● Given instruction
Copy every line in which the string "ylabel" occurs.

● Dataset content
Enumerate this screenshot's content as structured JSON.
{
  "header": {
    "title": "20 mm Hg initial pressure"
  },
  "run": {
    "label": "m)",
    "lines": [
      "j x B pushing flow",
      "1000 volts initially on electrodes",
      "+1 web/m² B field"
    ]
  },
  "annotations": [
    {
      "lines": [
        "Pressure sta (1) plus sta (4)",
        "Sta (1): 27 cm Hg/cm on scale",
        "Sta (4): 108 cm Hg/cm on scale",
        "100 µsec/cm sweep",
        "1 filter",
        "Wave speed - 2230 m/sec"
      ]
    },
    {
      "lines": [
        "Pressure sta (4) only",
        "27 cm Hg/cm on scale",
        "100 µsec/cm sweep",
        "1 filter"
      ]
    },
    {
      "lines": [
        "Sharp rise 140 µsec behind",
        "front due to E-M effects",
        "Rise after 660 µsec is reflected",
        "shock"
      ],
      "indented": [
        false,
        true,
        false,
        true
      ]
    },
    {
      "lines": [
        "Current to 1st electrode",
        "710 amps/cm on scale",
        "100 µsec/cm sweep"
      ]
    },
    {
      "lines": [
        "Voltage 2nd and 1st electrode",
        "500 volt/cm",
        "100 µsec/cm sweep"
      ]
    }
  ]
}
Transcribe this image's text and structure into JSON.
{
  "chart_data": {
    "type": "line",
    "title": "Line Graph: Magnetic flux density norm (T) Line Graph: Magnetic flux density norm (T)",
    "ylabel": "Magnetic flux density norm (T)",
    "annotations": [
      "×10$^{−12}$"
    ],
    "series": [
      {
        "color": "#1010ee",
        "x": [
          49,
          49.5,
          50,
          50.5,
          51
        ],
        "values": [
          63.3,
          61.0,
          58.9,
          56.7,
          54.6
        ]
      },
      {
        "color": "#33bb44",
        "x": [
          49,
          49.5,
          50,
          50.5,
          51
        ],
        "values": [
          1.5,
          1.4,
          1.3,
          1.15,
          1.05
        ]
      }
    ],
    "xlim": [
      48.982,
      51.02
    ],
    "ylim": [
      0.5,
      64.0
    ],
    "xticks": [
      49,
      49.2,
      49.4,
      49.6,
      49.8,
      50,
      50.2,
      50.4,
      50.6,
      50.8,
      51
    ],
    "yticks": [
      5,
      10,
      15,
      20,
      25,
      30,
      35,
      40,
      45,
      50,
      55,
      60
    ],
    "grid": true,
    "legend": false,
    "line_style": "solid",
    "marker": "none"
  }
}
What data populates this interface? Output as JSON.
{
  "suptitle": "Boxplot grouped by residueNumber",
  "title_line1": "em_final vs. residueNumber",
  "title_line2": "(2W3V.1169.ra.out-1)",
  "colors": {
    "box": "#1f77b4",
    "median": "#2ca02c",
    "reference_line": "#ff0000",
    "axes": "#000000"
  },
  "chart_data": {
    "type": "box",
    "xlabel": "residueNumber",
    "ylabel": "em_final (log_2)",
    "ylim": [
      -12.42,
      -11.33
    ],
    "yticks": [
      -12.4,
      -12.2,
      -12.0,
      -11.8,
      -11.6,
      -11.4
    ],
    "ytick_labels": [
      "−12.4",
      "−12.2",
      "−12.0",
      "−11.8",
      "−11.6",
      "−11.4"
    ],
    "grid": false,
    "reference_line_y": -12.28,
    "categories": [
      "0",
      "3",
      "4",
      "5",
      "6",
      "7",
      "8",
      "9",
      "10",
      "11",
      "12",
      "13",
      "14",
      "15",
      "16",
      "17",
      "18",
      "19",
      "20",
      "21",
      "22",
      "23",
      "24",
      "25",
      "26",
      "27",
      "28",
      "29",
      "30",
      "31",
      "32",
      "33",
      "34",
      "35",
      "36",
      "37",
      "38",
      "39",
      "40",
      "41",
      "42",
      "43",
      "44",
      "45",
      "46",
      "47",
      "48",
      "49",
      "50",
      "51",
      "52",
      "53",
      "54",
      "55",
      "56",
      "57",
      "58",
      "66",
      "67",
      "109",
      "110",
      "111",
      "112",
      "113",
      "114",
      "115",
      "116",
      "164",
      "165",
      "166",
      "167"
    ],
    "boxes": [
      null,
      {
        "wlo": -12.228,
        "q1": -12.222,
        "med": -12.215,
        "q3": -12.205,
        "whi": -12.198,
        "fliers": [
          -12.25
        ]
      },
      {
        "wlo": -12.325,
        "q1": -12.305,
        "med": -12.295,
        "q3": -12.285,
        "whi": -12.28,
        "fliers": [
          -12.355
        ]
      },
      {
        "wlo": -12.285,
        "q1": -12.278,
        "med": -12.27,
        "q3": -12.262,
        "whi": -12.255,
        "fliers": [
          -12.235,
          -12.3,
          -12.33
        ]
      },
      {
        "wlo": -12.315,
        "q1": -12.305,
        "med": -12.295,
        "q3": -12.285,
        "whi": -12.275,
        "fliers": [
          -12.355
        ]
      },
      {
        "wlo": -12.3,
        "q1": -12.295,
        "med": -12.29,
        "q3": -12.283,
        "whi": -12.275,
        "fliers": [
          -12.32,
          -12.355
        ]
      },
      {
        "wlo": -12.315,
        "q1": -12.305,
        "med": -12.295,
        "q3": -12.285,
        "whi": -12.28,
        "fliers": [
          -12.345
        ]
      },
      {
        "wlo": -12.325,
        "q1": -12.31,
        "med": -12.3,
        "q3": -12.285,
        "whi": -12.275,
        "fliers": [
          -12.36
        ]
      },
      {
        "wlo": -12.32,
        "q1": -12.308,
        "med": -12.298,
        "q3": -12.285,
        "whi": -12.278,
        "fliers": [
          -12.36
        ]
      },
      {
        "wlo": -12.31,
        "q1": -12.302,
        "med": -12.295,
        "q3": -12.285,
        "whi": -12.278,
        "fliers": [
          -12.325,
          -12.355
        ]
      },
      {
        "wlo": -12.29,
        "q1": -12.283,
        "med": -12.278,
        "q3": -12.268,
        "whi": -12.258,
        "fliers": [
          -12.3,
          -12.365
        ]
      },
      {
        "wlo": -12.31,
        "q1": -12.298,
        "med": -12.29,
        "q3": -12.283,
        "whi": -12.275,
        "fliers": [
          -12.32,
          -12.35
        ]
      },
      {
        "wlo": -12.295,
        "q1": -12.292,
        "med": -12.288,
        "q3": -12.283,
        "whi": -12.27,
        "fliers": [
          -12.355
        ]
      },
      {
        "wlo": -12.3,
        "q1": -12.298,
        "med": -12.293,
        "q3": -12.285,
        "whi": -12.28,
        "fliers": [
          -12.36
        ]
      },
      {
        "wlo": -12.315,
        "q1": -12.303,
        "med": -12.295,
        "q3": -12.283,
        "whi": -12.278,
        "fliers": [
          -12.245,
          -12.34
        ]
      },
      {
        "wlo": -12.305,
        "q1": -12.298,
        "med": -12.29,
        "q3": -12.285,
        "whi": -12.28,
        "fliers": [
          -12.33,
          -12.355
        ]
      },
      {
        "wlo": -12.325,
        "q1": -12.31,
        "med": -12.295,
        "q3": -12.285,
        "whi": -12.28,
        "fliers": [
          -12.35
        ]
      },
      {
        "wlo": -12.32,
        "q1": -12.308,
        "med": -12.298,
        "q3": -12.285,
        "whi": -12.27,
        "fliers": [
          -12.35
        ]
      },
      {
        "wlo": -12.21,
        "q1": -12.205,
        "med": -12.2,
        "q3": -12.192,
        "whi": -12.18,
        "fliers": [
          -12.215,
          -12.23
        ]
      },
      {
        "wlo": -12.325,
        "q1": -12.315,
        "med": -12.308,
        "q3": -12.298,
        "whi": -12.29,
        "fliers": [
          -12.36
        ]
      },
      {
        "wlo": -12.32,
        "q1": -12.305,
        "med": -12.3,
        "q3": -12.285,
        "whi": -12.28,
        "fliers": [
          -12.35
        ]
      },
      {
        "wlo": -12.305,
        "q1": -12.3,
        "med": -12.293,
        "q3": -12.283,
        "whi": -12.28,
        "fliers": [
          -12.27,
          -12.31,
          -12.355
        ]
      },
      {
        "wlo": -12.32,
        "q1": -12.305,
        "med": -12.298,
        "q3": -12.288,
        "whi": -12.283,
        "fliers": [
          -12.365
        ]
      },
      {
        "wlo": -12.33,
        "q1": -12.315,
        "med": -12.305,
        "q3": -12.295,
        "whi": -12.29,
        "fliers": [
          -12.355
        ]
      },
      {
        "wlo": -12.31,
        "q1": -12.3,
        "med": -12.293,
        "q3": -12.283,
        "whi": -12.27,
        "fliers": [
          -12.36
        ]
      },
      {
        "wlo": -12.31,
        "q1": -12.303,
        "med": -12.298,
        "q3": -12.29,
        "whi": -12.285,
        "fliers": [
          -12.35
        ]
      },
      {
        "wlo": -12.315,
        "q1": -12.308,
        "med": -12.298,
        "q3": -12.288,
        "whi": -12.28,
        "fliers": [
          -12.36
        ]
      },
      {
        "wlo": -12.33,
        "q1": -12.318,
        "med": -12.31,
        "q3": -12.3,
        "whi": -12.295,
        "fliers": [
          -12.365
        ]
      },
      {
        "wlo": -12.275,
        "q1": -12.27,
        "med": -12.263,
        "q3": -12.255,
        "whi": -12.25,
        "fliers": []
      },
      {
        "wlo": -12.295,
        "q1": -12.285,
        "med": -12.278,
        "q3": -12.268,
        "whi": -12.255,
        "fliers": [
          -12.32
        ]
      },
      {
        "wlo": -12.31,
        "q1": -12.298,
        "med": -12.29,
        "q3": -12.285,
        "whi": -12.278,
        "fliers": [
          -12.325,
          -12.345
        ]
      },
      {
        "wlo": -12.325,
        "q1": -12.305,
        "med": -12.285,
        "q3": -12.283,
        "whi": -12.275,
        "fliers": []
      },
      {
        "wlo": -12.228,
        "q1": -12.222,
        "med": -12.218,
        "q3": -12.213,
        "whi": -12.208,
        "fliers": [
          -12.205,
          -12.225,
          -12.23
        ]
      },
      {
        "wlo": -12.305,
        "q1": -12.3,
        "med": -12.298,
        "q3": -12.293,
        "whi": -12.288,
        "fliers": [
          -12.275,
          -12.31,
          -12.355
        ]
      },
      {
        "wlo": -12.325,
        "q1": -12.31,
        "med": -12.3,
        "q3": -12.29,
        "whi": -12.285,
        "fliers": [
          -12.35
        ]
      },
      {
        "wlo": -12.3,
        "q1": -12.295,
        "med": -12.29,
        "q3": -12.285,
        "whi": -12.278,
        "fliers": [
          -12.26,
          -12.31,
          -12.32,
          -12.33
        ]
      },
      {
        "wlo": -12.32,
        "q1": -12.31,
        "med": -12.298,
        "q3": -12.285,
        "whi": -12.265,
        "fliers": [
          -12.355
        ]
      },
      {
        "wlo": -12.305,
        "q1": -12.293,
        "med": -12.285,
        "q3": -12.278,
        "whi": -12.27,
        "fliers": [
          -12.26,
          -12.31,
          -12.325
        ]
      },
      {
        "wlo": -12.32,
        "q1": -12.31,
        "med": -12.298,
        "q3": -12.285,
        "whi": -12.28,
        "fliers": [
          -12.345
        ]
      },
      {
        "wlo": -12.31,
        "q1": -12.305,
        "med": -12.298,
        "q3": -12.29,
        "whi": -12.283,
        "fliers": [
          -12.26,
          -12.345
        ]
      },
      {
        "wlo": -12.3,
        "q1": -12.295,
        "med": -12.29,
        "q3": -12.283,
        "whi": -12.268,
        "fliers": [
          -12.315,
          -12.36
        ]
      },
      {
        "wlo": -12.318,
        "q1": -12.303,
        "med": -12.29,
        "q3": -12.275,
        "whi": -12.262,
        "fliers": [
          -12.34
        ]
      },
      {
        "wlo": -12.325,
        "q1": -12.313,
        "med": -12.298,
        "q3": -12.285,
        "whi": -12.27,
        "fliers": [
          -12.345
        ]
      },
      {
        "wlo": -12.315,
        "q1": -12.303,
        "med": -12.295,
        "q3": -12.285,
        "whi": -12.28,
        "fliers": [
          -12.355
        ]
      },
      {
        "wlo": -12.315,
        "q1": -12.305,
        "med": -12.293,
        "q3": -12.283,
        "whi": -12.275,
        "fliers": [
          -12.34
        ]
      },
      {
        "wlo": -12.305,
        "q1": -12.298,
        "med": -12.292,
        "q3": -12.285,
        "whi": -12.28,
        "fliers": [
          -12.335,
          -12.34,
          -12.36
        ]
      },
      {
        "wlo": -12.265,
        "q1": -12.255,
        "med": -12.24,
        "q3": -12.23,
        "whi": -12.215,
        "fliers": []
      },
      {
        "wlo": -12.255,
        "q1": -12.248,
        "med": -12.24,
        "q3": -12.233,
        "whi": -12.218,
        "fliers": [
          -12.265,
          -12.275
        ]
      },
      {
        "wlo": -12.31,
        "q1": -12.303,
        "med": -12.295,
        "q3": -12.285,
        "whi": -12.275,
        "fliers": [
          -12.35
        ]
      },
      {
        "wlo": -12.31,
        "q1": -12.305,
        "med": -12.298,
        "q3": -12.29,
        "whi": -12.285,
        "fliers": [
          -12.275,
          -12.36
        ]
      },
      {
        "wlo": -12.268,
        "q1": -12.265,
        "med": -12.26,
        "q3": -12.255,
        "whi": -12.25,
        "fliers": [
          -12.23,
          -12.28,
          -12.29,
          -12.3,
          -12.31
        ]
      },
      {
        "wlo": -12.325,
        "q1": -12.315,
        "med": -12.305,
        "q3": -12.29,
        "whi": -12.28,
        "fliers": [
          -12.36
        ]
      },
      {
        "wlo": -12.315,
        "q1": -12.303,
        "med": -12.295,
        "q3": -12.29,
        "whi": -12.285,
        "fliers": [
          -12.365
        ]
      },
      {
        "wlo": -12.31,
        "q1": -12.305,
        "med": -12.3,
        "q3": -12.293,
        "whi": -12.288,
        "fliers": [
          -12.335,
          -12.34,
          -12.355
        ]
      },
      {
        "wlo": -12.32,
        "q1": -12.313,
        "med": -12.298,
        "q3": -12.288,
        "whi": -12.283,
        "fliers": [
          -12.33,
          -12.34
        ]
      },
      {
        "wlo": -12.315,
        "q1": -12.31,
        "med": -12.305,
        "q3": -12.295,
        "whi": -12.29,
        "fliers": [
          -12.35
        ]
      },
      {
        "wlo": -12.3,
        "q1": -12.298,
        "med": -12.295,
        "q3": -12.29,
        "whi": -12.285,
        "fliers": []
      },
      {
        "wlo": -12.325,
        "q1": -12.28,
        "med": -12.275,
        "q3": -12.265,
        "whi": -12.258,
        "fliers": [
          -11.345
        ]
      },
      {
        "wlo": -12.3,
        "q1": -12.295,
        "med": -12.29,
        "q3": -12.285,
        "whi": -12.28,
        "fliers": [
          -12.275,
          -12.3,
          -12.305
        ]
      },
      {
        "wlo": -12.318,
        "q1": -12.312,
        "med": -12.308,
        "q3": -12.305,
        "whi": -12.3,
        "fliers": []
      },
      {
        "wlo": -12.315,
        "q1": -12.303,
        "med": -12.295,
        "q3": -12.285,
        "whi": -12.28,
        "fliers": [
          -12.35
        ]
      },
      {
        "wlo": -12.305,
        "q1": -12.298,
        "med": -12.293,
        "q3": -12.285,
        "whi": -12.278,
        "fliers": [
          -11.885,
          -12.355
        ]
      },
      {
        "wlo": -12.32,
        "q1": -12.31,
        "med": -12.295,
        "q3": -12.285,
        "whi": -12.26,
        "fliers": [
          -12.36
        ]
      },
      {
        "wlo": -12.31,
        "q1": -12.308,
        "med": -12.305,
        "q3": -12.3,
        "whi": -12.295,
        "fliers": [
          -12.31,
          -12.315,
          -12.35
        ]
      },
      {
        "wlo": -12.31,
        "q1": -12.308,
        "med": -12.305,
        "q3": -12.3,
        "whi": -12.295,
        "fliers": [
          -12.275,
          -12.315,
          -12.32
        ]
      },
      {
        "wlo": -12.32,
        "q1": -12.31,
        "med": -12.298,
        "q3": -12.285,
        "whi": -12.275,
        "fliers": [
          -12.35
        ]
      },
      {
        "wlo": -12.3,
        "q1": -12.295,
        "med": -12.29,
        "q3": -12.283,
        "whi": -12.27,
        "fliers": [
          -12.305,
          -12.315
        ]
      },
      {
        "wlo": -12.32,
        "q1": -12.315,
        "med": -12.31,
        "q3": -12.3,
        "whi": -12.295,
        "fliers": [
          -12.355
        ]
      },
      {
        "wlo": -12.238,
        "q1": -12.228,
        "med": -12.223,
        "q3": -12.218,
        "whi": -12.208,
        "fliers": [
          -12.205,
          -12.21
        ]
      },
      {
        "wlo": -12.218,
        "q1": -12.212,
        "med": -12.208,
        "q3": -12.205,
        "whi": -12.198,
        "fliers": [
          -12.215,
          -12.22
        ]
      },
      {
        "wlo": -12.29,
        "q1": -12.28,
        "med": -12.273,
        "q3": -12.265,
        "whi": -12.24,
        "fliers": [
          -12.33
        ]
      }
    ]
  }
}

● Solution to the problem
    "ylabel": "Magnetic flux density norm (T)",
    "ylabel": "em_final (log_2)",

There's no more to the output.